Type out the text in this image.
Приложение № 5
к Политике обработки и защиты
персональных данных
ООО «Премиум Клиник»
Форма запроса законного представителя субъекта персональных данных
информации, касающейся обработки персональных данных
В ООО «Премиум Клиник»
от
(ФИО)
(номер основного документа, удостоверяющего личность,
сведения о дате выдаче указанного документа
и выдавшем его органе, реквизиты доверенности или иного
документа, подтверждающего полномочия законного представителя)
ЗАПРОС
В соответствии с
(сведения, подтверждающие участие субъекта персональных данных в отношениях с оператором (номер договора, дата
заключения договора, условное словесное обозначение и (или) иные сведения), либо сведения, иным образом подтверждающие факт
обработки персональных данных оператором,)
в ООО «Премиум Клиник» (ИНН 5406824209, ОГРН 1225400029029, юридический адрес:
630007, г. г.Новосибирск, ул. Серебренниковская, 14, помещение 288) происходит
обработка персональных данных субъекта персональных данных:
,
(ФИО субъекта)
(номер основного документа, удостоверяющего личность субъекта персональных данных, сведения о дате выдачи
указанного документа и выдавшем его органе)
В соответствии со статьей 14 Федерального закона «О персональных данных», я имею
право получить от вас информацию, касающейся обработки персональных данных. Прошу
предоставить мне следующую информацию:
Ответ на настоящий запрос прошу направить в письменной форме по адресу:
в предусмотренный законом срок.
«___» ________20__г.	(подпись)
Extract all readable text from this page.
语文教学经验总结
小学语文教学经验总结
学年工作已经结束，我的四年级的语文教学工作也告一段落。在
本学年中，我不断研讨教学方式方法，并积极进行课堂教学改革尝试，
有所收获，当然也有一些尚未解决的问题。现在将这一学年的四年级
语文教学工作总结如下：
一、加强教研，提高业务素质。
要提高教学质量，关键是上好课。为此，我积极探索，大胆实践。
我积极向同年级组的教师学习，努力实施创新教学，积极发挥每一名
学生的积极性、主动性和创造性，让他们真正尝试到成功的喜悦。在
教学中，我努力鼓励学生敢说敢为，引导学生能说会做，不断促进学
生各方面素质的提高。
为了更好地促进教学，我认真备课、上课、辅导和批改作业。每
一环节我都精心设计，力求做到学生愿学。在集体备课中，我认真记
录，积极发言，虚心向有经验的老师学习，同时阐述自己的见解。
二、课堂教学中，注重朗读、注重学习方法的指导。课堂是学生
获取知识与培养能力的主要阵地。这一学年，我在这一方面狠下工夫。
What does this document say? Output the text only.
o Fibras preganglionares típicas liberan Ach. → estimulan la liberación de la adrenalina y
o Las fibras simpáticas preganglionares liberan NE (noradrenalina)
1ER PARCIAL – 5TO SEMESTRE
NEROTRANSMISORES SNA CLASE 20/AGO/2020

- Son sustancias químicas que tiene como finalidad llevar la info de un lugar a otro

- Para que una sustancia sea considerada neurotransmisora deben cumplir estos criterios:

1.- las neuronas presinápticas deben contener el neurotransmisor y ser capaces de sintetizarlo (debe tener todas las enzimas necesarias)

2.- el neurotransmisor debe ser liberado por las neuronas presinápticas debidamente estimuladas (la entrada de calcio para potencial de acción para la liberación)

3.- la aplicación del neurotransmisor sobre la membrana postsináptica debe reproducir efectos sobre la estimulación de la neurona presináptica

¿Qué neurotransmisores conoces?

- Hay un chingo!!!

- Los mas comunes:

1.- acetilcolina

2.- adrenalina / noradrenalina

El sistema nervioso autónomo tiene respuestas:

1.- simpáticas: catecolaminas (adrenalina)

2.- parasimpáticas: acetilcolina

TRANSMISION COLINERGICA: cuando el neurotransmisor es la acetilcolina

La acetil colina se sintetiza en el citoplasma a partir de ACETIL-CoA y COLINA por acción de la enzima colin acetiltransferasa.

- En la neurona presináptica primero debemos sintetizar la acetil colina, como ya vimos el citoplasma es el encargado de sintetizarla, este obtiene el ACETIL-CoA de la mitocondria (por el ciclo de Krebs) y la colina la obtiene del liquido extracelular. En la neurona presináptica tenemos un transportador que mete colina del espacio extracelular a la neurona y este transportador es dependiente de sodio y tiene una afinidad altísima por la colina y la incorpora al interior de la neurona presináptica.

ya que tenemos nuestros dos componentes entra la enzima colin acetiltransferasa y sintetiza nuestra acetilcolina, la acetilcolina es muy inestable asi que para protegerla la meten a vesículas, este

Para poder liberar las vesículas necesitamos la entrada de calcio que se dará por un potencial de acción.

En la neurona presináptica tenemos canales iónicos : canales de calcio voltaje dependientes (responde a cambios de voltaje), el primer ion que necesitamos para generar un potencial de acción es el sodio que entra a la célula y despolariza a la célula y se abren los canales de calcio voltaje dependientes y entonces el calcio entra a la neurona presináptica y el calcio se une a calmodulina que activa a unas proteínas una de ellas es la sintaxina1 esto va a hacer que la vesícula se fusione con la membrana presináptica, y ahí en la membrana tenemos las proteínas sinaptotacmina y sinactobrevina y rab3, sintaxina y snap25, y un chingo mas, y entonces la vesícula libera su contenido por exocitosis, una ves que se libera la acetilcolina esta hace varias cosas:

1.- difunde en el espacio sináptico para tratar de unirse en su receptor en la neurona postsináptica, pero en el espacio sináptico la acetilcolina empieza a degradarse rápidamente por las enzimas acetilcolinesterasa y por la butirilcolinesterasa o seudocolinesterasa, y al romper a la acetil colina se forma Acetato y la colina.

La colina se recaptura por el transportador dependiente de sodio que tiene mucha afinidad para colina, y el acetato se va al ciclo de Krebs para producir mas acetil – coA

+===+

Directions: Take each line of the material that contains the word "представителя" and list it.

Expected answer:
Форма запроса законного представителя субъекта персональных данных
документа, подтверждающего полномочия законного представителя)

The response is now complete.